━━━ Listed records
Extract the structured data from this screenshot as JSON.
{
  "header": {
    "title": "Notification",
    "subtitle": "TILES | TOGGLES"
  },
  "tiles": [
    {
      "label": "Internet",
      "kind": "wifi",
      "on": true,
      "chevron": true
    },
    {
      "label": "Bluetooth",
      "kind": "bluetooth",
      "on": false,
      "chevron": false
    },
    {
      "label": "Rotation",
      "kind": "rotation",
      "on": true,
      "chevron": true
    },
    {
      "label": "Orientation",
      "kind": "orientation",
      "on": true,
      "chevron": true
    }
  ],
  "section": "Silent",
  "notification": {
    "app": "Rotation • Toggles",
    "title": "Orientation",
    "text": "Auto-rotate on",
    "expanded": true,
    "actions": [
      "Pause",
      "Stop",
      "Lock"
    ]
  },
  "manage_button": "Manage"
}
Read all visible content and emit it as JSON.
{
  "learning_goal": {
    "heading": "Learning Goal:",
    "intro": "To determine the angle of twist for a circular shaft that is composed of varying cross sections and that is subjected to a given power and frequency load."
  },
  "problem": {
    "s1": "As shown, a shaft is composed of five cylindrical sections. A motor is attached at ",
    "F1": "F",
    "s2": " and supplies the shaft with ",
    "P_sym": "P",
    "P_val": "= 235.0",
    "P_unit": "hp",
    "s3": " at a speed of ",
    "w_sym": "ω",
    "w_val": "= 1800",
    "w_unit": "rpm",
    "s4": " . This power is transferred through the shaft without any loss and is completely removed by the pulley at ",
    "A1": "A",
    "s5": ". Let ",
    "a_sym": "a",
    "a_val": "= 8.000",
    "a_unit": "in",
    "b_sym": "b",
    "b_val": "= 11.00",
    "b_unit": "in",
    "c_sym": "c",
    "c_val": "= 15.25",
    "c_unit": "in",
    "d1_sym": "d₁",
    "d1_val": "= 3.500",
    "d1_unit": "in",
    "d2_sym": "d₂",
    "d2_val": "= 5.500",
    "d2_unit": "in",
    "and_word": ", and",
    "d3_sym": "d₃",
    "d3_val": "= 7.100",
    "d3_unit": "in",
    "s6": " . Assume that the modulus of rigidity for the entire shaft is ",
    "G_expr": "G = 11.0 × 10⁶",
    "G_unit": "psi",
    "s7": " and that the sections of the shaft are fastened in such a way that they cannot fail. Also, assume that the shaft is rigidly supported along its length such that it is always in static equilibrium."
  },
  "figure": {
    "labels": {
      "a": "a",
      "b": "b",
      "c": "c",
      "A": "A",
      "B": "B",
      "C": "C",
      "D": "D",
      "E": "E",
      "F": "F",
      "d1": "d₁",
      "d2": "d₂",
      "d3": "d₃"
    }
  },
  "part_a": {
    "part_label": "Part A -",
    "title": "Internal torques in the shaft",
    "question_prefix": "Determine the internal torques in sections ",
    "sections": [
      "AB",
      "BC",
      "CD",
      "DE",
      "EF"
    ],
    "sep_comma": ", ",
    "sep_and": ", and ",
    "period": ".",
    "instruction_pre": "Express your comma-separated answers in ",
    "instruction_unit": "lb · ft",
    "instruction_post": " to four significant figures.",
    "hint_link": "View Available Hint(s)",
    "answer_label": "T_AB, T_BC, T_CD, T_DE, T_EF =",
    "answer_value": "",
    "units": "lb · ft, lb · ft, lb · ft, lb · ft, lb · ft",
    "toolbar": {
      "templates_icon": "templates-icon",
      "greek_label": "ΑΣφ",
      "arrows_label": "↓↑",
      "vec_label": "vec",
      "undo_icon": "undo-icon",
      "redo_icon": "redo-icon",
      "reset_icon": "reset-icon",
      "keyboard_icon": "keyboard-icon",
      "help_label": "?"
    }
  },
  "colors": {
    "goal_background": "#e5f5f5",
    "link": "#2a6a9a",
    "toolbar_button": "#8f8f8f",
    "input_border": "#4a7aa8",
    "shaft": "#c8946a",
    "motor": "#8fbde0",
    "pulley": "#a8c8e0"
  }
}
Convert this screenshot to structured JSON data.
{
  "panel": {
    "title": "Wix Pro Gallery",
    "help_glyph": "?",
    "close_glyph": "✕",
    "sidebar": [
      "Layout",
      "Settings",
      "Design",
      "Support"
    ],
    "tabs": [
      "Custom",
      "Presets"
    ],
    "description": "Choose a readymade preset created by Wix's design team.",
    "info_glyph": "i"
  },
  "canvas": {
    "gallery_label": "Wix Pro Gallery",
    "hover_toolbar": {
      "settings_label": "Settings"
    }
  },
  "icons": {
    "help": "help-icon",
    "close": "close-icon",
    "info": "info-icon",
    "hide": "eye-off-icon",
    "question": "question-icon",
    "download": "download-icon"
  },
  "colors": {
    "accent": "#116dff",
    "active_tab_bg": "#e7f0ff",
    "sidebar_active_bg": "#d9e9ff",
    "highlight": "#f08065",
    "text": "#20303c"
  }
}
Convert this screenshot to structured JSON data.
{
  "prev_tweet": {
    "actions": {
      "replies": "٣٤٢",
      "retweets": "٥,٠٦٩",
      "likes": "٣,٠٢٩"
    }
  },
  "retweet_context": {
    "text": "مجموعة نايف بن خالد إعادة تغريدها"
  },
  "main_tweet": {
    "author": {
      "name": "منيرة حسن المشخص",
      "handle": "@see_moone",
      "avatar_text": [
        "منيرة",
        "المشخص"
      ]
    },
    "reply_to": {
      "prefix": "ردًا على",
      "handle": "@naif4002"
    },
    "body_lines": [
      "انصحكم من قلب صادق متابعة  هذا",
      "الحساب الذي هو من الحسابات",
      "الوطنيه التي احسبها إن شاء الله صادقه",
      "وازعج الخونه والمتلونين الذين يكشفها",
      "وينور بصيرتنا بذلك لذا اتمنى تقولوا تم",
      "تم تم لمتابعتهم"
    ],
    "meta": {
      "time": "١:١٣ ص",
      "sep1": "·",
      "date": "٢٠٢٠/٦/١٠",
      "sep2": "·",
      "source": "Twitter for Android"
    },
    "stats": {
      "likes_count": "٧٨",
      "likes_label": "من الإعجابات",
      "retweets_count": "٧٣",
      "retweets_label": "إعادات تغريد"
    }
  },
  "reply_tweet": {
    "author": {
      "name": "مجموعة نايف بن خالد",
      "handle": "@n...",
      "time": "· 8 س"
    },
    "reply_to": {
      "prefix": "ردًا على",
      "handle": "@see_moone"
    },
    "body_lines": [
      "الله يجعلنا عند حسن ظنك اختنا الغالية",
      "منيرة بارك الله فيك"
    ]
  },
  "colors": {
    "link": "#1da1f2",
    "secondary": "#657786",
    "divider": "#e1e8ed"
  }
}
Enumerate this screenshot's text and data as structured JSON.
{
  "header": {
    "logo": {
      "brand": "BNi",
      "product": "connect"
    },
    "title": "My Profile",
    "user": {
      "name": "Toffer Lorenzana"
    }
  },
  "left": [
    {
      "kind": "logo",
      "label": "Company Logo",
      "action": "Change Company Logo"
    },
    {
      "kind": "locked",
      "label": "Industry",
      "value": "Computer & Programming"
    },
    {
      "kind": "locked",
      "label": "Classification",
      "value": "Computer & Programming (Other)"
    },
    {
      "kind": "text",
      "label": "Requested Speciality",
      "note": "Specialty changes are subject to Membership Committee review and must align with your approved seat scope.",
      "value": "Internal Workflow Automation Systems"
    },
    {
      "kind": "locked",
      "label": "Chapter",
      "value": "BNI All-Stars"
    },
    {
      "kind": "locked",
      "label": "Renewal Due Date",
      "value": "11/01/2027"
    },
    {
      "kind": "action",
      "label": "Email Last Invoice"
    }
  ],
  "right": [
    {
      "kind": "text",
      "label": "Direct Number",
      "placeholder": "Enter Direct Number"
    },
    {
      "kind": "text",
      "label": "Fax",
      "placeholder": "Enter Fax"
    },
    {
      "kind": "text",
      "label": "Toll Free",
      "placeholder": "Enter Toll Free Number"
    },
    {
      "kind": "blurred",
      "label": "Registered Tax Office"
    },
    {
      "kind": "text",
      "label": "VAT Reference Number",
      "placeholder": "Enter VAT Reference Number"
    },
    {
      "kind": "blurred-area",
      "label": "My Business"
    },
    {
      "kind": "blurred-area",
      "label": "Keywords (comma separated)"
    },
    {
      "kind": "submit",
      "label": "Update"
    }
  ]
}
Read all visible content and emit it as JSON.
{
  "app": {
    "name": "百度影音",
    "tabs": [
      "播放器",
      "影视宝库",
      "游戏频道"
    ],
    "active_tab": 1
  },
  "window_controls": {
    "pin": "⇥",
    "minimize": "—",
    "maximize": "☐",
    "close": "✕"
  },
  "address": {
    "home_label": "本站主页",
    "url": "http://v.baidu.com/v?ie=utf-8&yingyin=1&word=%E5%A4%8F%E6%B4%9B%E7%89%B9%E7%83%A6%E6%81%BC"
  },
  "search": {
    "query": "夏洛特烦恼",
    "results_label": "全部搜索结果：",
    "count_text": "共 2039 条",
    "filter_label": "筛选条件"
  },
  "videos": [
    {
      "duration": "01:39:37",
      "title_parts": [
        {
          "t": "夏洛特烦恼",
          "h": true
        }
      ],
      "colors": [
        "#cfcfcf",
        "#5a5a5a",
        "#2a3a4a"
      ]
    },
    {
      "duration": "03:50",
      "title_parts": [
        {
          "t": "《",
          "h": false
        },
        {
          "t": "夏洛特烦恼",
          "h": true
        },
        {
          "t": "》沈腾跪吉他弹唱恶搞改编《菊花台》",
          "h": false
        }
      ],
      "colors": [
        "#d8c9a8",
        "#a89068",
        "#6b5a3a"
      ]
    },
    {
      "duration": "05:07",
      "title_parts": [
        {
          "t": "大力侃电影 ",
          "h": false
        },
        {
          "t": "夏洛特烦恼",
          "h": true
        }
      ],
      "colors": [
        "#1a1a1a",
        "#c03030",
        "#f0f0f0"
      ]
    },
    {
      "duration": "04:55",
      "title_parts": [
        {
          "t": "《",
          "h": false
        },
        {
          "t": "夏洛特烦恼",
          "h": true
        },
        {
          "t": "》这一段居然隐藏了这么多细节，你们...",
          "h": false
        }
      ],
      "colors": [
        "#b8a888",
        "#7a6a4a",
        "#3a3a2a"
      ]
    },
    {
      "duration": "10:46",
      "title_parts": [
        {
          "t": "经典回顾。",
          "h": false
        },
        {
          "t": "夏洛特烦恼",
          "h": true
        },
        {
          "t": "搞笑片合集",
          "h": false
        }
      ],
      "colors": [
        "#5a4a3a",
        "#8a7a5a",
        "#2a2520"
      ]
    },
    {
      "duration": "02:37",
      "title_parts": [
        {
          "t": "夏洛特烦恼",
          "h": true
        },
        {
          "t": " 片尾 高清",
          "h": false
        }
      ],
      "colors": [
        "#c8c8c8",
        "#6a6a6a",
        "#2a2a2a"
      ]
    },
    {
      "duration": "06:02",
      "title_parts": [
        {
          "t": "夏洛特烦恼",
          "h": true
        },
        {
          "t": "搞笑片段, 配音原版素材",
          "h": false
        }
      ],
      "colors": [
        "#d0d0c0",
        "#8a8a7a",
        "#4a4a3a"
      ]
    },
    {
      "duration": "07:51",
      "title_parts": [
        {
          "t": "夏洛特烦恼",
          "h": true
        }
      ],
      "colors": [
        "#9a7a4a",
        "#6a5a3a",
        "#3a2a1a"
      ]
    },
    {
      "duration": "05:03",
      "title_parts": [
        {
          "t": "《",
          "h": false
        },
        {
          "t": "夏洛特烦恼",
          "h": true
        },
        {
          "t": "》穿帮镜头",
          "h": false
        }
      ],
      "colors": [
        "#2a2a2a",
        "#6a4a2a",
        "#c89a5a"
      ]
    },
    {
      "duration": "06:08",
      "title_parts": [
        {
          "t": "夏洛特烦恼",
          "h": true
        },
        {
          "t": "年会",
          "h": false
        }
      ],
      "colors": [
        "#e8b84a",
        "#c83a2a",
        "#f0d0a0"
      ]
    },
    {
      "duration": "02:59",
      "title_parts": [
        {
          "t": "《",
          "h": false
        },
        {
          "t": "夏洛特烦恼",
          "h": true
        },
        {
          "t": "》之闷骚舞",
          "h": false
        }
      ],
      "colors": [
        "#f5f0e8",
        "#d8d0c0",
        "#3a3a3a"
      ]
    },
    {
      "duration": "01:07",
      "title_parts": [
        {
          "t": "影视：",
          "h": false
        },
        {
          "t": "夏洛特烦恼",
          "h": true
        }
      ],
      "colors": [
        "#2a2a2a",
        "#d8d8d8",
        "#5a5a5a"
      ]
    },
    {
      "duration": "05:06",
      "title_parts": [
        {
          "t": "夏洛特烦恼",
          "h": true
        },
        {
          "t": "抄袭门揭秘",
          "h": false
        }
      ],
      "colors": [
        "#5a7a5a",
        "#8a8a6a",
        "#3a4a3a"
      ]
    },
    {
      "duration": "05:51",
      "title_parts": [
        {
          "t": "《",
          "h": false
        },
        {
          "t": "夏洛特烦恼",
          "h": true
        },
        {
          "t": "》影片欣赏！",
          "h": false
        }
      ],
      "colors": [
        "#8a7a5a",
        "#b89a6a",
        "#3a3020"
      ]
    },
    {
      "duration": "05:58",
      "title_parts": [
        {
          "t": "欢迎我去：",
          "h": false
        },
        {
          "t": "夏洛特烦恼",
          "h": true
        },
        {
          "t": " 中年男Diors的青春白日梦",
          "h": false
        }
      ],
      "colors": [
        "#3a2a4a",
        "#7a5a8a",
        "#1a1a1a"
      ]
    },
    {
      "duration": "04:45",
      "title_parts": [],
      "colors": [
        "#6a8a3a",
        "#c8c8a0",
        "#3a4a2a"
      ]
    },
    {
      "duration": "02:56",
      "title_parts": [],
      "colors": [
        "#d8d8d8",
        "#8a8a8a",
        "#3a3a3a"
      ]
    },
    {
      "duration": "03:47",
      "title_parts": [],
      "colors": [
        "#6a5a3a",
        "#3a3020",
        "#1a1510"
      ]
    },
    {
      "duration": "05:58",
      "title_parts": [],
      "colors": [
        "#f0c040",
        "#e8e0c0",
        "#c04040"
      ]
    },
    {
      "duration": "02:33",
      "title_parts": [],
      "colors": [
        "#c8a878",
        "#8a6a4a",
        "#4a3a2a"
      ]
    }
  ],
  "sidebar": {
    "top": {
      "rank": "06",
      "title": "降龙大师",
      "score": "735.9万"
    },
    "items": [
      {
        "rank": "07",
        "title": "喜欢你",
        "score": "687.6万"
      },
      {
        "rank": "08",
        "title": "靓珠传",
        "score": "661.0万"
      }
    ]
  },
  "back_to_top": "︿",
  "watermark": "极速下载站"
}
━━━━━━
● To do: From the listing above, return each line with the word "Direct".

● Response to the exercise:
      "label": "Direct Number",
      "placeholder": "Enter Direct Number"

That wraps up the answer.